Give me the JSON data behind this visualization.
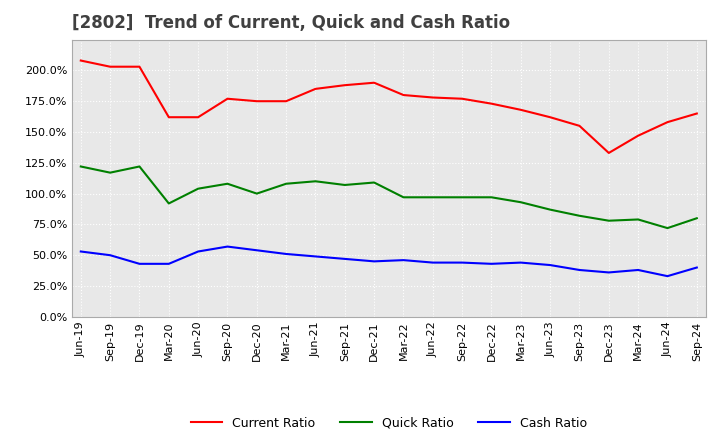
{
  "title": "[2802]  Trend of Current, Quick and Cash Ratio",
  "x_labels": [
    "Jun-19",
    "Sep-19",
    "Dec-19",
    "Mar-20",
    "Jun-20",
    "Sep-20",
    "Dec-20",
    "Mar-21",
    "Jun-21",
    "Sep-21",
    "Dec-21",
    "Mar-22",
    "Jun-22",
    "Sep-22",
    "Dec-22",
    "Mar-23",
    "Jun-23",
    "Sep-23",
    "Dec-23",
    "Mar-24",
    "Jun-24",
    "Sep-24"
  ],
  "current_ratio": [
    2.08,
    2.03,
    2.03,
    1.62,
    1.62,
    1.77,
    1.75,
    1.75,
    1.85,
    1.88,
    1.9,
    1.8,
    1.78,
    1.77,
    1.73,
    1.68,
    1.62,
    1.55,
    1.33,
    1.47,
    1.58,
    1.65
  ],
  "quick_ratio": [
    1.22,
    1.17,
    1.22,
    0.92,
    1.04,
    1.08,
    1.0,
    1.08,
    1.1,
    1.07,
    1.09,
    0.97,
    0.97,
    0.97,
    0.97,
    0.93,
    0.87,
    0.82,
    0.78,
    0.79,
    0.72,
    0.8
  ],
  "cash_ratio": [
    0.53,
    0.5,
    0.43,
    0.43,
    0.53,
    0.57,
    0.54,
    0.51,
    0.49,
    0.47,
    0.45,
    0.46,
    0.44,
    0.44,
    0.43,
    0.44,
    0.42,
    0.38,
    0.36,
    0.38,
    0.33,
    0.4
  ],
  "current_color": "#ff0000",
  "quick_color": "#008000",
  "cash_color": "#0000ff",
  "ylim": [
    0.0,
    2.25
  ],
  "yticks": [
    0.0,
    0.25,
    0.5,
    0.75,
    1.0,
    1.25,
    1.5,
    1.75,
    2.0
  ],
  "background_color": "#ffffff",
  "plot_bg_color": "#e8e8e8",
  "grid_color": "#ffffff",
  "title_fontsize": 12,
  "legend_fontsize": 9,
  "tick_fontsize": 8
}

WRITTEN INSTRUCTION: Without including any pictures, output all the entries above exactly.

FINISHED EXERCISE:
Give me the JSON data behind this visualization.
{
  "title": "[2802]  Trend of Current, Quick and Cash Ratio",
  "x_labels": [
    "Jun-19",
    "Sep-19",
    "Dec-19",
    "Mar-20",
    "Jun-20",
    "Sep-20",
    "Dec-20",
    "Mar-21",
    "Jun-21",
    "Sep-21",
    "Dec-21",
    "Mar-22",
    "Jun-22",
    "Sep-22",
    "Dec-22",
    "Mar-23",
    "Jun-23",
    "Sep-23",
    "Dec-23",
    "Mar-24",
    "Jun-24",
    "Sep-24"
  ],
  "current_ratio": [
    2.08,
    2.03,
    2.03,
    1.62,
    1.62,
    1.77,
    1.75,
    1.75,
    1.85,
    1.88,
    1.9,
    1.8,
    1.78,
    1.77,
    1.73,
    1.68,
    1.62,
    1.55,
    1.33,
    1.47,
    1.58,
    1.65
  ],
  "quick_ratio": [
    1.22,
    1.17,
    1.22,
    0.92,
    1.04,
    1.08,
    1.0,
    1.08,
    1.1,
    1.07,
    1.09,
    0.97,
    0.97,
    0.97,
    0.97,
    0.93,
    0.87,
    0.82,
    0.78,
    0.79,
    0.72,
    0.8
  ],
  "cash_ratio": [
    0.53,
    0.5,
    0.43,
    0.43,
    0.53,
    0.57,
    0.54,
    0.51,
    0.49,
    0.47,
    0.45,
    0.46,
    0.44,
    0.44,
    0.43,
    0.44,
    0.42,
    0.38,
    0.36,
    0.38,
    0.33,
    0.4
  ],
  "current_color": "#ff0000",
  "quick_color": "#008000",
  "cash_color": "#0000ff",
  "ylim": [
    0.0,
    2.25
  ],
  "yticks": [
    0.0,
    0.25,
    0.5,
    0.75,
    1.0,
    1.25,
    1.5,
    1.75,
    2.0
  ],
  "background_color": "#ffffff",
  "plot_bg_color": "#e8e8e8",
  "grid_color": "#ffffff",
  "title_fontsize": 12,
  "legend_fontsize": 9,
  "tick_fontsize": 8
}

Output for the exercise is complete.